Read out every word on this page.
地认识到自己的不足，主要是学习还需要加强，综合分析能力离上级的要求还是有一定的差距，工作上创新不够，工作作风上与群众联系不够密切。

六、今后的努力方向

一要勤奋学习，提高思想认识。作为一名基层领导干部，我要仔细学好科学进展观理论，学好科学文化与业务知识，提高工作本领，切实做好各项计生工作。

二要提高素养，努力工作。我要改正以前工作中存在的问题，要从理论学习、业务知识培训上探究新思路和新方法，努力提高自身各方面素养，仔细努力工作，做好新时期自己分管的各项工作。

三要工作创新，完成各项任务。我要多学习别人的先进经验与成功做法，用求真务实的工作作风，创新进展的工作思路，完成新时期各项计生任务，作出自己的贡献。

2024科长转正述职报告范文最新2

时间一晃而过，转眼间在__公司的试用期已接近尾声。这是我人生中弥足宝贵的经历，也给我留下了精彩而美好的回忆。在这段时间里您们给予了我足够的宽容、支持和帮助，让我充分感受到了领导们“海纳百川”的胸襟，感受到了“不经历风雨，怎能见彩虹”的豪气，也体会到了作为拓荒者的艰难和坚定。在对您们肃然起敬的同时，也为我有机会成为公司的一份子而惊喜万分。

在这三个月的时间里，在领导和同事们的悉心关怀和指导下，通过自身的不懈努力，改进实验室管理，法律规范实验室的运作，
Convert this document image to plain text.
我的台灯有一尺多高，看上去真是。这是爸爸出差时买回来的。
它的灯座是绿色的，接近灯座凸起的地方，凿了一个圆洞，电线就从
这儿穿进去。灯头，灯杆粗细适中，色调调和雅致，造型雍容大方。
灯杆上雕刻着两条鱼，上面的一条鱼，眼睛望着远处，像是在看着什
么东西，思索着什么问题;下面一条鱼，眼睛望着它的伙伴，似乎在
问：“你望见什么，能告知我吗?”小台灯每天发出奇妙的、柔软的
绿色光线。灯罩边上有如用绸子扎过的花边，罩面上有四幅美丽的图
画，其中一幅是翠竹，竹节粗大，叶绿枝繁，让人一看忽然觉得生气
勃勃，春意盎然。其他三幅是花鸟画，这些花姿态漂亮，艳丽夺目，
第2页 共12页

++++

What you are asked to do
Give back exactly the lines from the line containing "Convert this document image to plain text." to the end of the entries, and no other lines.

The solution
Convert this document image to plain text.
我的台灯有一尺多高，看上去真是。这是爸爸出差时买回来的。
它的灯座是绿色的，接近灯座凸起的地方，凿了一个圆洞，电线就从
这儿穿进去。灯头，灯杆粗细适中，色调调和雅致，造型雍容大方。
灯杆上雕刻着两条鱼，上面的一条鱼，眼睛望着远处，像是在看着什
么东西，思索着什么问题;下面一条鱼，眼睛望着它的伙伴，似乎在
问：“你望见什么，能告知我吗?”小台灯每天发出奇妙的、柔软的
绿色光线。灯罩边上有如用绸子扎过的花边，罩面上有四幅美丽的图
画，其中一幅是翠竹，竹节粗大，叶绿枝繁，让人一看忽然觉得生气
勃勃，春意盎然。其他三幅是花鸟画，这些花姿态漂亮，艳丽夺目，
第2页 共12页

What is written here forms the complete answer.